## Stored records
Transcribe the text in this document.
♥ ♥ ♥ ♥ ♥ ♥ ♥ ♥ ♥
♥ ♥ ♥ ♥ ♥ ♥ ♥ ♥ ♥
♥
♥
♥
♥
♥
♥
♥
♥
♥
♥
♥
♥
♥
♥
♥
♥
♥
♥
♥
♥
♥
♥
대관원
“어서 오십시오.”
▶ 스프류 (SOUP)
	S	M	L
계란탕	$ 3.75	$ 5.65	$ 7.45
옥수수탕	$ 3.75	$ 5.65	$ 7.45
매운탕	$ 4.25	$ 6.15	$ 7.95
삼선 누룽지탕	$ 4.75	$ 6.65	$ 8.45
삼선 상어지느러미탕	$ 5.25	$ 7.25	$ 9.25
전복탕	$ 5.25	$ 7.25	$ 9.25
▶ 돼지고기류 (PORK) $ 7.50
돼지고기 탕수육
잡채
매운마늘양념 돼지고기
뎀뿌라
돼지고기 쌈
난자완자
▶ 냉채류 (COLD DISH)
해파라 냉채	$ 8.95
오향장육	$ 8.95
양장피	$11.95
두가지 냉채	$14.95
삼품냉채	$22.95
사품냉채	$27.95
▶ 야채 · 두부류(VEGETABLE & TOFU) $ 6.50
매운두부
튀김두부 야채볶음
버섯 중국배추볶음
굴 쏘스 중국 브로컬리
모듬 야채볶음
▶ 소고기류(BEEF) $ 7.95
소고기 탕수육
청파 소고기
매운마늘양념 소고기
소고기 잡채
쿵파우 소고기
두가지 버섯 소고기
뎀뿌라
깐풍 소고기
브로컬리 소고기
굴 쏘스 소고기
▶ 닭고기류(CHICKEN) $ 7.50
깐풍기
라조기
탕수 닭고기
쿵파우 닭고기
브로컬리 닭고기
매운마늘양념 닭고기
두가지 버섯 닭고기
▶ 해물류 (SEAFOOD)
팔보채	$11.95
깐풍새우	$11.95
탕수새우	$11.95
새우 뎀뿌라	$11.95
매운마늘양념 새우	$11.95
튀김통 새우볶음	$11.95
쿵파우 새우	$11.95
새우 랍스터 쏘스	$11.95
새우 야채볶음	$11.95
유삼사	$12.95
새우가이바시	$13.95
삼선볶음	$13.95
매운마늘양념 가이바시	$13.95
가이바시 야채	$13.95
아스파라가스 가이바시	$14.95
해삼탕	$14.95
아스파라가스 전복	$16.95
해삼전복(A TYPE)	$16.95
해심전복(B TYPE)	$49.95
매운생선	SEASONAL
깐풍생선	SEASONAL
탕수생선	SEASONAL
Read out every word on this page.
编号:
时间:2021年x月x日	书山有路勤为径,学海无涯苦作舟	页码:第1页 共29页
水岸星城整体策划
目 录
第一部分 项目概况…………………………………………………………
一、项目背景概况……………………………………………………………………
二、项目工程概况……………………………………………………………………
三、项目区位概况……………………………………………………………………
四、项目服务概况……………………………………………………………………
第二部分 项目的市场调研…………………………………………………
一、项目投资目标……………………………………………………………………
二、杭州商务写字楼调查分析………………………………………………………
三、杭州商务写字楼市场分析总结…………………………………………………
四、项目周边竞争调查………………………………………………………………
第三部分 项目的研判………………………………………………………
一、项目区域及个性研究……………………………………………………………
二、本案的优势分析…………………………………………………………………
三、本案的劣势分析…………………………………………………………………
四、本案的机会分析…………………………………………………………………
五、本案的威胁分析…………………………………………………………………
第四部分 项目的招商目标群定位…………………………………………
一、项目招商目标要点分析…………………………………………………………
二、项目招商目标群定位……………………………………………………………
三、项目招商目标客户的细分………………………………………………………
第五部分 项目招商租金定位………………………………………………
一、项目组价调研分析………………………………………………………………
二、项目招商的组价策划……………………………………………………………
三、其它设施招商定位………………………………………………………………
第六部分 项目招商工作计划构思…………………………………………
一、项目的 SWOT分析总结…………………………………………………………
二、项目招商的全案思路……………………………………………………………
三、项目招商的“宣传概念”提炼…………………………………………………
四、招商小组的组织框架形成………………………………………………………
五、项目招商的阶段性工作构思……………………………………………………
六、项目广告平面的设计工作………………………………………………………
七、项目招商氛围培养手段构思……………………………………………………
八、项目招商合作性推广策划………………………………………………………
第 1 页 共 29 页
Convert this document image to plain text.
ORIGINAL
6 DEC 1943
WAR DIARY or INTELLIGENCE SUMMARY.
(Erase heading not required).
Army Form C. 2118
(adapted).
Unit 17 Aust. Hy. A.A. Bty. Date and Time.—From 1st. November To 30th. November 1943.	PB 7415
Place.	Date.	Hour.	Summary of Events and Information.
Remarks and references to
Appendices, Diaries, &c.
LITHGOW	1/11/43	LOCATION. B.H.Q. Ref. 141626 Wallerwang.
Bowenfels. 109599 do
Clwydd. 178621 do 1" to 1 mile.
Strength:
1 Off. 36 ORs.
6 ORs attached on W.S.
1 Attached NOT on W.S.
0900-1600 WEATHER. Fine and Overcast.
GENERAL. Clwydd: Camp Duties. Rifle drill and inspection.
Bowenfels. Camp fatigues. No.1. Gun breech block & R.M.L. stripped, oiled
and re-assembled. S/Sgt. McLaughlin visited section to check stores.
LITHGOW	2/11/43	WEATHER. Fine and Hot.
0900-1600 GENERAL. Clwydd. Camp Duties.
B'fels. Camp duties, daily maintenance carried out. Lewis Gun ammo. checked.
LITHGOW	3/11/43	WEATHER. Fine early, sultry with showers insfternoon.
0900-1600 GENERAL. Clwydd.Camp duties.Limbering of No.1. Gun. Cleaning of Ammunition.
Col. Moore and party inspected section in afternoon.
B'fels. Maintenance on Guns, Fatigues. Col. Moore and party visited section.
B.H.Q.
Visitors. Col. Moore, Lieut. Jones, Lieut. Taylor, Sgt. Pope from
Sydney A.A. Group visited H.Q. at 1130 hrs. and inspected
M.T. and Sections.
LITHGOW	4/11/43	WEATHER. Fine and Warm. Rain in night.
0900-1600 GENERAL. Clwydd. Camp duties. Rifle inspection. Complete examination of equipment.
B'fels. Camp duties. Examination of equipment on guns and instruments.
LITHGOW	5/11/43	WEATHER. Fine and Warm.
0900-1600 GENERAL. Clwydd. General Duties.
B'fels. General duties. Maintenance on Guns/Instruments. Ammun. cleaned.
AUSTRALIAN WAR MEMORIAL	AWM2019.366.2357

## WRITTEN REQUEST
Please quote the data above in full, with no line missing.

## SOLVED EXERCISE
Transcribe the text in this document.
♥ ♥ ♥ ♥ ♥ ♥ ♥ ♥ ♥
♥ ♥ ♥ ♥ ♥ ♥ ♥ ♥ ♥
♥
♥
♥
♥
♥
♥
♥
♥
♥
♥
♥
♥
♥
♥
♥
♥
♥
♥
♥
♥
♥
♥
대관원
“어서 오십시오.”
▶ 스프류 (SOUP)
	S	M	L
계란탕	$ 3.75	$ 5.65	$ 7.45
옥수수탕	$ 3.75	$ 5.65	$ 7.45
매운탕	$ 4.25	$ 6.15	$ 7.95
삼선 누룽지탕	$ 4.75	$ 6.65	$ 8.45
삼선 상어지느러미탕	$ 5.25	$ 7.25	$ 9.25
전복탕	$ 5.25	$ 7.25	$ 9.25
▶ 돼지고기류 (PORK) $ 7.50
돼지고기 탕수육
잡채
매운마늘양념 돼지고기
뎀뿌라
돼지고기 쌈
난자완자
▶ 냉채류 (COLD DISH)
해파라 냉채	$ 8.95
오향장육	$ 8.95
양장피	$11.95
두가지 냉채	$14.95
삼품냉채	$22.95
사품냉채	$27.95
▶ 야채 · 두부류(VEGETABLE & TOFU) $ 6.50
매운두부
튀김두부 야채볶음
버섯 중국배추볶음
굴 쏘스 중국 브로컬리
모듬 야채볶음
▶ 소고기류(BEEF) $ 7.95
소고기 탕수육
청파 소고기
매운마늘양념 소고기
소고기 잡채
쿵파우 소고기
두가지 버섯 소고기
뎀뿌라
깐풍 소고기
브로컬리 소고기
굴 쏘스 소고기
▶ 닭고기류(CHICKEN) $ 7.50
깐풍기
라조기
탕수 닭고기
쿵파우 닭고기
브로컬리 닭고기
매운마늘양념 닭고기
두가지 버섯 닭고기
▶ 해물류 (SEAFOOD)
팔보채	$11.95
깐풍새우	$11.95
탕수새우	$11.95
새우 뎀뿌라	$11.95
매운마늘양념 새우	$11.95
튀김통 새우볶음	$11.95
쿵파우 새우	$11.95
새우 랍스터 쏘스	$11.95
새우 야채볶음	$11.95
유삼사	$12.95
새우가이바시	$13.95
삼선볶음	$13.95
매운마늘양념 가이바시	$13.95
가이바시 야채	$13.95
아스파라가스 가이바시	$14.95
해삼탕	$14.95
아스파라가스 전복	$16.95
해삼전복(A TYPE)	$16.95
해심전복(B TYPE)	$49.95
매운생선	SEASONAL
깐풍생선	SEASONAL
탕수생선	SEASONAL
Read out every word on this page.
编号:
时间:2021年x月x日	书山有路勤为径,学海无涯苦作舟	页码:第1页 共29页
水岸星城整体策划
目 录
第一部分 项目概况…………………………………………………………
一、项目背景概况……………………………………………………………………
二、项目工程概况……………………………………………………………………
三、项目区位概况……………………………………………………………………
四、项目服务概况……………………………………………………………………
第二部分 项目的市场调研…………………………………………………
一、项目投资目标……………………………………………………………………
二、杭州商务写字楼调查分析………………………………………………………
三、杭州商务写字楼市场分析总结…………………………………………………
四、项目周边竞争调查………………………………………………………………
第三部分 项目的研判………………………………………………………
一、项目区域及个性研究……………………………………………………………
二、本案的优势分析…………………………………………………………………
三、本案的劣势分析…………………………………………………………………
四、本案的机会分析…………………………………………………………………
五、本案的威胁分析…………………………………………………………………
第四部分 项目的招商目标群定位…………………………………………
一、项目招商目标要点分析…………………………………………………………
二、项目招商目标群定位……………………………………………………………
三、项目招商目标客户的细分………………………………………………………
第五部分 项目招商租金定位………………………………………………
一、项目组价调研分析………………………………………………………………
二、项目招商的组价策划……………………………………………………………
三、其它设施招商定位………………………………………………………………
第六部分 项目招商工作计划构思…………………………………………
一、项目的 SWOT分析总结…………………………………………………………
二、项目招商的全案思路……………………………………………………………
三、项目招商的“宣传概念”提炼…………………………………………………
四、招商小组的组织框架形成………………………………………………………
五、项目招商的阶段性工作构思……………………………………………………
六、项目广告平面的设计工作………………………………………………………
七、项目招商氛围培养手段构思……………………………………………………
八、项目招商合作性推广策划………………………………………………………
第 1 页 共 29 页
Convert this document image to plain text.
ORIGINAL
6 DEC 1943
WAR DIARY or INTELLIGENCE SUMMARY.
(Erase heading not required).
Army Form C. 2118
(adapted).
Unit 17 Aust. Hy. A.A. Bty. Date and Time.—From 1st. November To 30th. November 1943.	PB 7415
Place.	Date.	Hour.	Summary of Events and Information.
Remarks and references to
Appendices, Diaries, &c.
LITHGOW	1/11/43	LOCATION. B.H.Q. Ref. 141626 Wallerwang.
Bowenfels. 109599 do
Clwydd. 178621 do 1" to 1 mile.
Strength:
1 Off. 36 ORs.
6 ORs attached on W.S.
1 Attached NOT on W.S.
0900-1600 WEATHER. Fine and Overcast.
GENERAL. Clwydd: Camp Duties. Rifle drill and inspection.
Bowenfels. Camp fatigues. No.1. Gun breech block & R.M.L. stripped, oiled
and re-assembled. S/Sgt. McLaughlin visited section to check stores.
LITHGOW	2/11/43	WEATHER. Fine and Hot.
0900-1600 GENERAL. Clwydd. Camp Duties.
B'fels. Camp duties, daily maintenance carried out. Lewis Gun ammo. checked.
LITHGOW	3/11/43	WEATHER. Fine early, sultry with showers insfternoon.
0900-1600 GENERAL. Clwydd.Camp duties.Limbering of No.1. Gun. Cleaning of Ammunition.
Col. Moore and party inspected section in afternoon.
B'fels. Maintenance on Guns, Fatigues. Col. Moore and party visited section.
B.H.Q.
Visitors. Col. Moore, Lieut. Jones, Lieut. Taylor, Sgt. Pope from
Sydney A.A. Group visited H.Q. at 1130 hrs. and inspected
M.T. and Sections.
LITHGOW	4/11/43	WEATHER. Fine and Warm. Rain in night.
0900-1600 GENERAL. Clwydd. Camp duties. Rifle inspection. Complete examination of equipment.
B'fels. Camp duties. Examination of equipment on guns and instruments.
LITHGOW	5/11/43	WEATHER. Fine and Warm.
0900-1600 GENERAL. Clwydd. General Duties.
B'fels. General duties. Maintenance on Guns/Instruments. Ammun. cleaned.
AUSTRALIAN WAR MEMORIAL	AWM2019.366.2357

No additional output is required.